_EXERCICE A_
Indiquez si chacune des affirmations suivantes est conforme au texte sur Anne Gorouben, en répondant par oui ou par non et en citant les mots du texte qui permettent de trancher : (i) le grand-père d’Anne Gorouben vivait à Odessa avant de s’installer à Montparnasse ; (ii) de ses voyages, l’artiste a rapporté des sculptures en bois ; (iii) en voyage, Anne Gorouben prend des notes dans ses carnets.
_EXERCICE B_
Recopiez sans modification tout le passage du texte sur Anne Gorouben qui va de « Anne Gorouben part » jusqu’à « et ces visages. ».
_EXERCICE C_
Rédigez la suite du texte sur Anne Gorouben, à partir de sa dernière phrase.

*** EXTRAIT DU DOCUMENT

Anne Gorouben part à la recherche des identités ; la sienne dans un premier temps. Pour cela elle retourne là où elle a vécu enfant. Rien de bien exotique, seulement le quartier Montparnasse et notamment la rue d’Odessa. Odessa, la ville où son grand-père vivait avant de venir habiter à Montparnasse avec sa famille. Anne Gorouben, dans sa quête, décide de s’y installer. De ces deux voyages dans la mémoire, la sienne puis celle de ses proches, l’artiste a rapporté des croquis, fusains et pastels, ainsi que des peintures sur de petites planches de bois. Quelques rues, notamment celles de Montparnasse, mais aussi des visages : personnes seules, souvent -on le suppose- accompagnées d’un verre, regards fermés, graves. Autant d’identités saisies et aussitôt perdues. Lorsqu’elle voyage, Anne Gorouben prend des notes dans ses carnets. Ce sont ces paysages et ces visages.

******
*** DONNÉES FOURNIES

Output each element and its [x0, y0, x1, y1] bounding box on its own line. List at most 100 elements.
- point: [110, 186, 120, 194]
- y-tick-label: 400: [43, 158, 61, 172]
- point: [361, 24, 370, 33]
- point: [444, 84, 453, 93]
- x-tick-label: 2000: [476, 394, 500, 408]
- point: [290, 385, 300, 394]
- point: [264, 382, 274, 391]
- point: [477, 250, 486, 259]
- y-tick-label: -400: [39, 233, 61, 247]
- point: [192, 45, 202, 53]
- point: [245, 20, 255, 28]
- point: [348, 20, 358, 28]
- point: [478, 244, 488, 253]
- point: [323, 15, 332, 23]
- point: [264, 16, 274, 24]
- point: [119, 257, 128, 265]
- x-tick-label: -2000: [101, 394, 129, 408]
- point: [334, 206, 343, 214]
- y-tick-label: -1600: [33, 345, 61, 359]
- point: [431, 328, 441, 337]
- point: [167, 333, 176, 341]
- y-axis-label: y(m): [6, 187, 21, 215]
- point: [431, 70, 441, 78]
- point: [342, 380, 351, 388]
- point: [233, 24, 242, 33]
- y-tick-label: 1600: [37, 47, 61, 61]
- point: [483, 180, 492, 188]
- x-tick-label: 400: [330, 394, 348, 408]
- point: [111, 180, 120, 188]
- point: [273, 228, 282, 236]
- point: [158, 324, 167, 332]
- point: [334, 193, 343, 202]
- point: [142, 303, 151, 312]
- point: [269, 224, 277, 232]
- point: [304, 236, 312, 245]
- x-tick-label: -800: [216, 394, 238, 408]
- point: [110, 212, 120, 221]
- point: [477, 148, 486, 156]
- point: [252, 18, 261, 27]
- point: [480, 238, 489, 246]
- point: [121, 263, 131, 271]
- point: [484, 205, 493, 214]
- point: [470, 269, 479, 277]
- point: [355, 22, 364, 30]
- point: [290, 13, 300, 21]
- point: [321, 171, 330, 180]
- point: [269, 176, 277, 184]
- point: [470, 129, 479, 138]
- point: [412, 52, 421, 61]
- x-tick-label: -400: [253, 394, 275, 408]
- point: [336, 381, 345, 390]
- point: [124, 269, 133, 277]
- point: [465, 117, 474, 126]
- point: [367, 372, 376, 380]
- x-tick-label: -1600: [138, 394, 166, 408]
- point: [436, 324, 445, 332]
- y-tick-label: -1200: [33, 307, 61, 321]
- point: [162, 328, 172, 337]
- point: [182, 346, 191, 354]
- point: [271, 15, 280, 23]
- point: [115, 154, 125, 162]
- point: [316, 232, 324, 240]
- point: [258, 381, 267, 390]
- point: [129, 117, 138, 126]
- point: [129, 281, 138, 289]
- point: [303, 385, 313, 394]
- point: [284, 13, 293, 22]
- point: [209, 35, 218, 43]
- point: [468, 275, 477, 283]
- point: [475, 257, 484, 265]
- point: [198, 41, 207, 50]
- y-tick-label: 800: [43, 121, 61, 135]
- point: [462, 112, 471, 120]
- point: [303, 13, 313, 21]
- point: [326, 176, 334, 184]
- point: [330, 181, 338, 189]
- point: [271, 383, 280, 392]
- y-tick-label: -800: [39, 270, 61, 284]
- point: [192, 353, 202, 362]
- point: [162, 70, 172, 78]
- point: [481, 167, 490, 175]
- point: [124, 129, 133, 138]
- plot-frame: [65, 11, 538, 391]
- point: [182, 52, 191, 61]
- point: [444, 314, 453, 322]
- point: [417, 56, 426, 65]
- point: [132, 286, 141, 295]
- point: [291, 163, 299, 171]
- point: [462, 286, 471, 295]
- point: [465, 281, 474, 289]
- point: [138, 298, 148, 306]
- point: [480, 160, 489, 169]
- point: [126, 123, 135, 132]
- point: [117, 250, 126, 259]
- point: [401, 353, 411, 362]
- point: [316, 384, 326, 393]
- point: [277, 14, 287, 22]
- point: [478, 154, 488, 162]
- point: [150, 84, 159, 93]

******

_RÉPONSE A_
(i) Oui : « Odessa, la ville où son grand-père vivait avant de venir habiter à Montparnasse avec sa famille. »
(ii) Non : « l’artiste a rapporté des croquis, fusains et pastels, ainsi que des peintures sur de petites planches de bois. »
(iii) Oui : « Lorsqu’elle voyage, Anne Gorouben prend des notes dans ses carnets. »

_RÉPONSE B_
Anne Gorouben part à la recherche des identités ; la sienne dans un premier temps. Pour cela elle retourne là où elle a vécu enfant. Rien de bien exotique, seulement le quartier Montparnasse et notamment la rue d’Odessa. Odessa, la ville où son grand-père vivait avant de venir habiter à Montparnasse avec sa famille. Anne Gorouben, dans sa quête, décide de s’y installer. De ces deux voyages dans la mémoire, la sienne puis celle de ses proches, l’artiste a rapporté des croquis, fusains et pastels, ainsi que des peintures sur de petites planches de bois. Quelques rues, notamment celles de Montparnasse, mais aussi des visages : personnes seules, souvent -on le suppose- accompagnées d’un verre, regards fermés, graves. Autant d’identités saisies et aussitôt perdues. Lorsqu’elle voyage, Anne Gorouben prend des notes dans ses carnets. Ce sont ces paysages et ces visages.

_RÉPONSE C_
On retrouve ces derniers à la galerie Iléana Bouboulis à travers l’exposition Le Carnet d’Anne (un départ, une arrivée). Anne c’est l’artiste, bien sûr. C’est aussi cette petite fille qui noircissait d’autres carnets en d’autres temps, plus hostiles, mais pas si lointains. Et puis Anne demeure, pour l’artiste et certainement dans chaque visage qu’elle peint désormais, cette amie, emportée par le cancer. Les identités se mêlent, rapprochées par un prénom et par la peur de la mort.
Est-ce cette angoisse qui a mené l’artiste vers ces chutes de planches dont on ne veut plus ? Quoi qu’il en soit, Anne Gorouben les récupère et leur offre une seconde vie en y peignant les visages qu’elle croise dans les cafés, les ports et les rues. Belle idée que celle de vouloir s’adapter aux formats, petits et toujours différents, de ces « restes » de bois. Elle en réalise tellement qu’ils couvrent le mur du fond de la galerie et celui de la salle d’exposition de la rue des Francs-Bourgeois, comme une mosaïque de visages, de personnes. D’identités, en somme.